In the records below, count every line containing "optimization". Reply with the number only.

*** Dataset records ***

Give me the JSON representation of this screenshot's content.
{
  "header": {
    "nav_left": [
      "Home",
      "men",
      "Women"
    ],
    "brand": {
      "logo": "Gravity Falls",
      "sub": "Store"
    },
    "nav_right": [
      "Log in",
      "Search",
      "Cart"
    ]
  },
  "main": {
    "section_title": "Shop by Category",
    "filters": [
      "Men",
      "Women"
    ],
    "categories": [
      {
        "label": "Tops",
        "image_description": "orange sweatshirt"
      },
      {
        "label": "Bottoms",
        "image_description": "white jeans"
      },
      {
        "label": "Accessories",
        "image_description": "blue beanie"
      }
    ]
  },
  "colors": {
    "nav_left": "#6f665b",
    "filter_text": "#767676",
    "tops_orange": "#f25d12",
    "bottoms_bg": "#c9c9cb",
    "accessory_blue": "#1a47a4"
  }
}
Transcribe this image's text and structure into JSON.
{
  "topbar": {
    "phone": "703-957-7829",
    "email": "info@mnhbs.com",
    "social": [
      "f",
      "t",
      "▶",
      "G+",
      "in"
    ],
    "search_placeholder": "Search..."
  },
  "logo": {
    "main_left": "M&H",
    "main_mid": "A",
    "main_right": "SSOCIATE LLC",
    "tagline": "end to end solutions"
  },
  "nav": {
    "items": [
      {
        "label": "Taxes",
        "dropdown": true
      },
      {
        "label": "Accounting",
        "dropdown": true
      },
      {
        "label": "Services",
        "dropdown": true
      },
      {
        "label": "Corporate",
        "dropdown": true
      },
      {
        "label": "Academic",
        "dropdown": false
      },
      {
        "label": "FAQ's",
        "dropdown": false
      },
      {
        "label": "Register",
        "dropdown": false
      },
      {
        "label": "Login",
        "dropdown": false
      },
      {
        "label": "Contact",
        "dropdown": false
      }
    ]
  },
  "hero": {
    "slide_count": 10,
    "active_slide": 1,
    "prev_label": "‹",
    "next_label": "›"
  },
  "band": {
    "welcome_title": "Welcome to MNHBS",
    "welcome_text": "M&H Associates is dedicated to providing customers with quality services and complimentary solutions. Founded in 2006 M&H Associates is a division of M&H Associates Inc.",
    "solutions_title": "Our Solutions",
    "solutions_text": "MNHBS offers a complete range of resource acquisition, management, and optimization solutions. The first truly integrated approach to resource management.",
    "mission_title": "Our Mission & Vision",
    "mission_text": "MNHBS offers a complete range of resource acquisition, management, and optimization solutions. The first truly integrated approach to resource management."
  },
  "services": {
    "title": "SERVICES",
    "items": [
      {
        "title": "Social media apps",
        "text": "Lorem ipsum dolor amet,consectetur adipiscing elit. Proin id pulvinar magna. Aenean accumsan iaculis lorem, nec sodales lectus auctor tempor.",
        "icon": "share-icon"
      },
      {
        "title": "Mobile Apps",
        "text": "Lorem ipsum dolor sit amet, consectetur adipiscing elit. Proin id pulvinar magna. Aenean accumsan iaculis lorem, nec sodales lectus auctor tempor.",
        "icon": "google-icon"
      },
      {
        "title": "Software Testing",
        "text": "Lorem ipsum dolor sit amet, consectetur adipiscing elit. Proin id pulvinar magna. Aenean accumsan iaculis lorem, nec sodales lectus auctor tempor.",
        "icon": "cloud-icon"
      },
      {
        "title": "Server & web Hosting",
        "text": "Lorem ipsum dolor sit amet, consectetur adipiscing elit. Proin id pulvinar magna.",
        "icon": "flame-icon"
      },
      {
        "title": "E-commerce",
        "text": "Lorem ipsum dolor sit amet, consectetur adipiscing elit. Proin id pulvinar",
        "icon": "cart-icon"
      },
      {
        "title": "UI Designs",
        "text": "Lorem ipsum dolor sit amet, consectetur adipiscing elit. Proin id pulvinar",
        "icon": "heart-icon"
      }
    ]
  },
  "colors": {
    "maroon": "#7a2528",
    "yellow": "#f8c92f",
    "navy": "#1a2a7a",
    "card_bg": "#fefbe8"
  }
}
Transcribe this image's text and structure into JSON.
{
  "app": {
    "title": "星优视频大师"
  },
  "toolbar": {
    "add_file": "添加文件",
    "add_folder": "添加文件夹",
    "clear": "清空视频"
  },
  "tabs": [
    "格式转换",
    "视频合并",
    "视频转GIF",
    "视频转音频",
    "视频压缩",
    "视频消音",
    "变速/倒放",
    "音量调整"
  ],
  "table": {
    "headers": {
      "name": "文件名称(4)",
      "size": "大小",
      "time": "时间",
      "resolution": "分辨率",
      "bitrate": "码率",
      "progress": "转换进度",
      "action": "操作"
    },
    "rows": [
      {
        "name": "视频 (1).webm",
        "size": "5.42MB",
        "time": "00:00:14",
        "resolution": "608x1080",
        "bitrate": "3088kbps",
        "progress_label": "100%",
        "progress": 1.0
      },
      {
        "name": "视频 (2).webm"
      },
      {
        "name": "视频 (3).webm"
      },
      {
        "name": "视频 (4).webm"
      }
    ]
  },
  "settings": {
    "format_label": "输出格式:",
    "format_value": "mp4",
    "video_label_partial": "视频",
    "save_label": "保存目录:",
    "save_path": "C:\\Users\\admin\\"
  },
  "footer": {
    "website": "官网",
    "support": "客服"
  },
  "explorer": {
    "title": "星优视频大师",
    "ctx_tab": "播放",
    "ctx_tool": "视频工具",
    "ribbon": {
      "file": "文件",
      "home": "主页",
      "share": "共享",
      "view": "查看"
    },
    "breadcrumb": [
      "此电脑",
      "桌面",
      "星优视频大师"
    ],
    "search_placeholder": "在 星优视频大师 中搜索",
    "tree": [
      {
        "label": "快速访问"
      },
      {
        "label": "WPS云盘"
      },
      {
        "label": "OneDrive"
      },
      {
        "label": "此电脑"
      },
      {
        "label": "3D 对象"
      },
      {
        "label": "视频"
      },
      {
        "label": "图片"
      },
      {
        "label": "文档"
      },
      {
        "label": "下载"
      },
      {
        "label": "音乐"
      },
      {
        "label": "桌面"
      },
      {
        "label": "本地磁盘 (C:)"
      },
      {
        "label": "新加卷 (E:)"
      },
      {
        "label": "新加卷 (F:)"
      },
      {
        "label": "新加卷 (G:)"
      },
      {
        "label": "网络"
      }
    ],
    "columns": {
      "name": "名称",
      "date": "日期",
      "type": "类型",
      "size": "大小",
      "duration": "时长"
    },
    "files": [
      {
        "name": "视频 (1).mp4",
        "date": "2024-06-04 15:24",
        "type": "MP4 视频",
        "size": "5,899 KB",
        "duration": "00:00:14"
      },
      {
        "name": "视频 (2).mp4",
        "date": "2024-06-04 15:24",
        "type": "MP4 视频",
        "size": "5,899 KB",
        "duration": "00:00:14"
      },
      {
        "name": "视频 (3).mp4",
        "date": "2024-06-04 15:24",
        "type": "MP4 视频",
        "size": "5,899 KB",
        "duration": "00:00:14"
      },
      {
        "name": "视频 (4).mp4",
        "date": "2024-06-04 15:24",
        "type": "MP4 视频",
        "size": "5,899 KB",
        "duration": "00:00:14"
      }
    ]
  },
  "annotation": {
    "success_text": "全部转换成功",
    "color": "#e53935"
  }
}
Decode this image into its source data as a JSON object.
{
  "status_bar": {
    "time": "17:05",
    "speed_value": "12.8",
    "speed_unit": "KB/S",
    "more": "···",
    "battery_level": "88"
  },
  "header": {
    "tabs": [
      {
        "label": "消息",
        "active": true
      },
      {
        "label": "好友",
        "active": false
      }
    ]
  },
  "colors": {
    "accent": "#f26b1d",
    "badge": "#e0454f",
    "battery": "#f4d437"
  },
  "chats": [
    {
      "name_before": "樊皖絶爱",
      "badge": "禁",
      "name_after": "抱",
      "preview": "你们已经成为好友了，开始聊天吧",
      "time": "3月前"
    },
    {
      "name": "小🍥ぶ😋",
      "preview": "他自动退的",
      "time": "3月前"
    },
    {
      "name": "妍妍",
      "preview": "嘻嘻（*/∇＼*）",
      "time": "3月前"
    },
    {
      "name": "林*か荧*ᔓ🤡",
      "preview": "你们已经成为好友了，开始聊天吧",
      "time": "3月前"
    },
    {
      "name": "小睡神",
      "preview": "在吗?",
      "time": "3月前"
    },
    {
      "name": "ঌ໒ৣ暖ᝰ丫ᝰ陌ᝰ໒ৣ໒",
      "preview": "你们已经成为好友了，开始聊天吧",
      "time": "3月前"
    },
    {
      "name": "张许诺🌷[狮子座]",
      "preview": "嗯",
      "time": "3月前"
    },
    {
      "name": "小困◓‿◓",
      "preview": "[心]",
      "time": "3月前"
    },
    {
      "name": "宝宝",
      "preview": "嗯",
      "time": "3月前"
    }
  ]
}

***

Answer to the exercise ▸ 2